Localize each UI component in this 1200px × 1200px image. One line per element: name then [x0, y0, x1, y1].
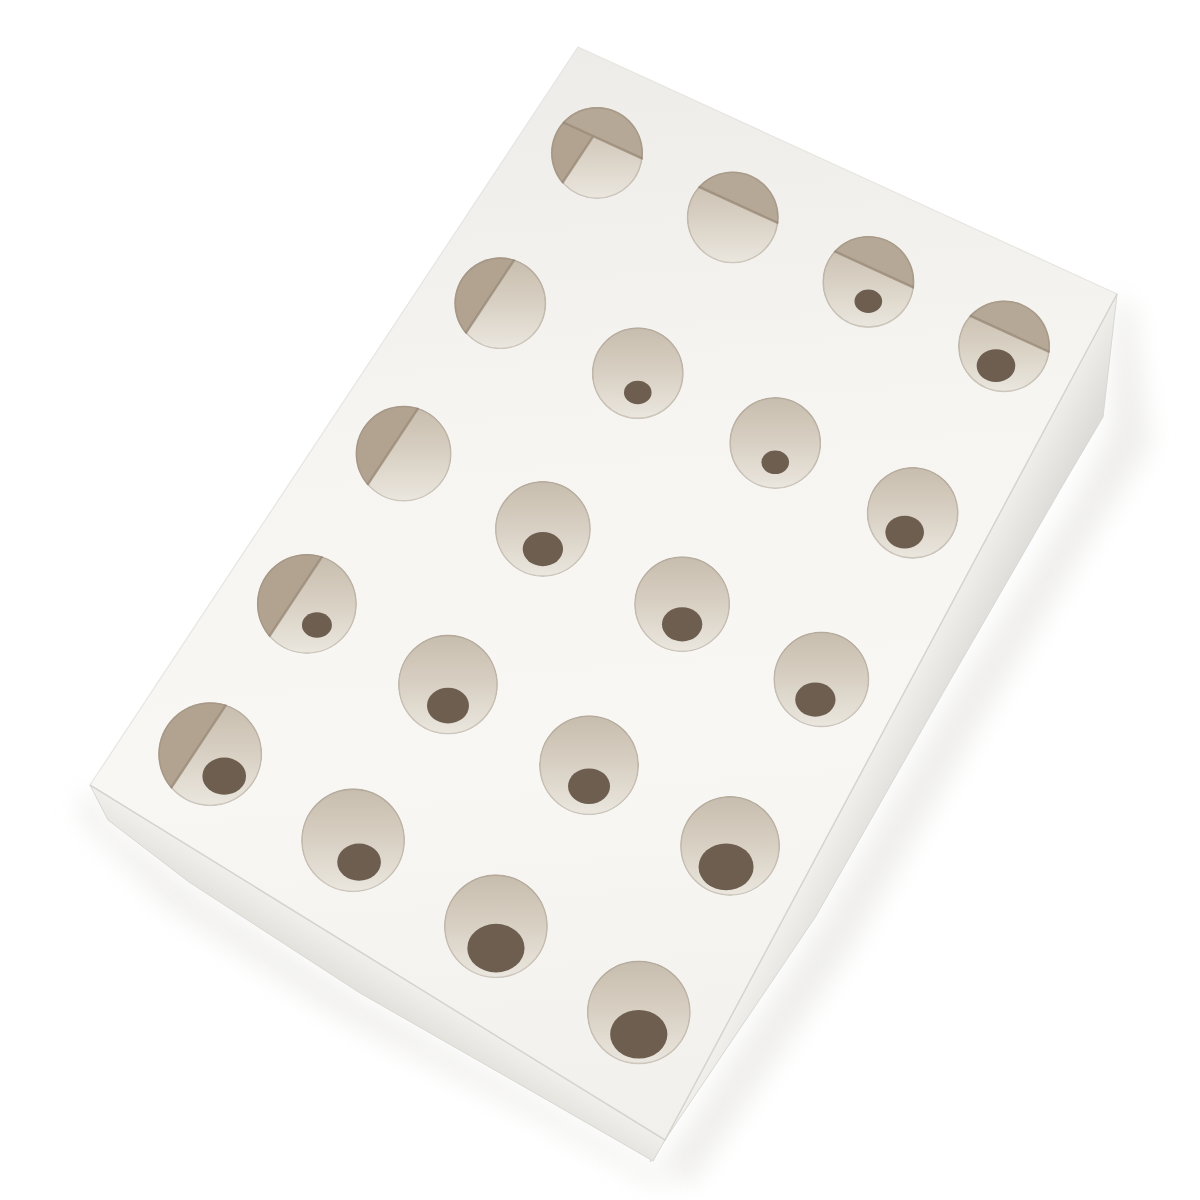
hole-dark-opening — [467, 924, 524, 973]
hole-r5c3 — [444, 874, 548, 978]
hole-r5c2 — [301, 788, 405, 892]
hole-dark-opening — [855, 290, 883, 313]
hole-dark-opening — [699, 844, 754, 891]
hole-dark-opening — [610, 1010, 667, 1059]
hole-r4c2 — [398, 635, 498, 735]
hole-dark-opening — [761, 451, 789, 474]
hole-r3c3 — [634, 556, 730, 652]
hole-r2c2 — [592, 327, 684, 419]
hole-r5c4 — [587, 960, 691, 1064]
product-photo-stage — [0, 0, 1200, 1200]
hole-dark-opening — [523, 532, 563, 566]
hole-dark-opening — [885, 516, 924, 549]
cone-holder-box-photo — [0, 0, 1200, 1200]
hole-dark-opening — [662, 607, 702, 641]
hole-dark-opening — [427, 688, 469, 724]
hole-dark-opening — [795, 682, 835, 716]
hole-dark-opening — [202, 758, 246, 795]
hole-dark-opening — [302, 612, 332, 638]
hole-r4c3 — [539, 715, 639, 815]
hole-r3c2 — [495, 481, 591, 577]
hole-r2c3 — [729, 397, 821, 489]
hole-r4c4 — [680, 796, 780, 896]
hole-dark-opening — [977, 349, 1016, 382]
hole-dark-opening — [624, 381, 652, 404]
hole-dark-opening — [568, 768, 610, 804]
hole-dark-opening — [337, 844, 381, 881]
hole-r3c4 — [773, 631, 869, 727]
hole-r2c4 — [867, 467, 959, 559]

Given exercise
Return everything from the line containing "hole-dark-opening — [467, 924, 524, 973]" down to the end of the listing, copying each line verbatim.

Written answer
hole-dark-opening — [467, 924, 524, 973]
hole-r5c3 — [444, 874, 548, 978]
hole-r5c2 — [301, 788, 405, 892]
hole-dark-opening — [855, 290, 883, 313]
hole-dark-opening — [699, 844, 754, 891]
hole-dark-opening — [610, 1010, 667, 1059]
hole-r4c2 — [398, 635, 498, 735]
hole-dark-opening — [761, 451, 789, 474]
hole-r3c3 — [634, 556, 730, 652]
hole-r2c2 — [592, 327, 684, 419]
hole-r5c4 — [587, 960, 691, 1064]
product-photo-stage — [0, 0, 1200, 1200]
hole-dark-opening — [523, 532, 563, 566]
hole-dark-opening — [885, 516, 924, 549]
cone-holder-box-photo — [0, 0, 1200, 1200]
hole-dark-opening — [662, 607, 702, 641]
hole-dark-opening — [427, 688, 469, 724]
hole-dark-opening — [795, 682, 835, 716]
hole-dark-opening — [202, 758, 246, 795]
hole-dark-opening — [302, 612, 332, 638]
hole-r4c3 — [539, 715, 639, 815]
hole-r3c2 — [495, 481, 591, 577]
hole-r2c3 — [729, 397, 821, 489]
hole-r4c4 — [680, 796, 780, 896]
hole-dark-opening — [977, 349, 1016, 382]
hole-dark-opening — [624, 381, 652, 404]
hole-dark-opening — [568, 768, 610, 804]
hole-dark-opening — [337, 844, 381, 881]
hole-r3c4 — [773, 631, 869, 727]
hole-r2c4 — [867, 467, 959, 559]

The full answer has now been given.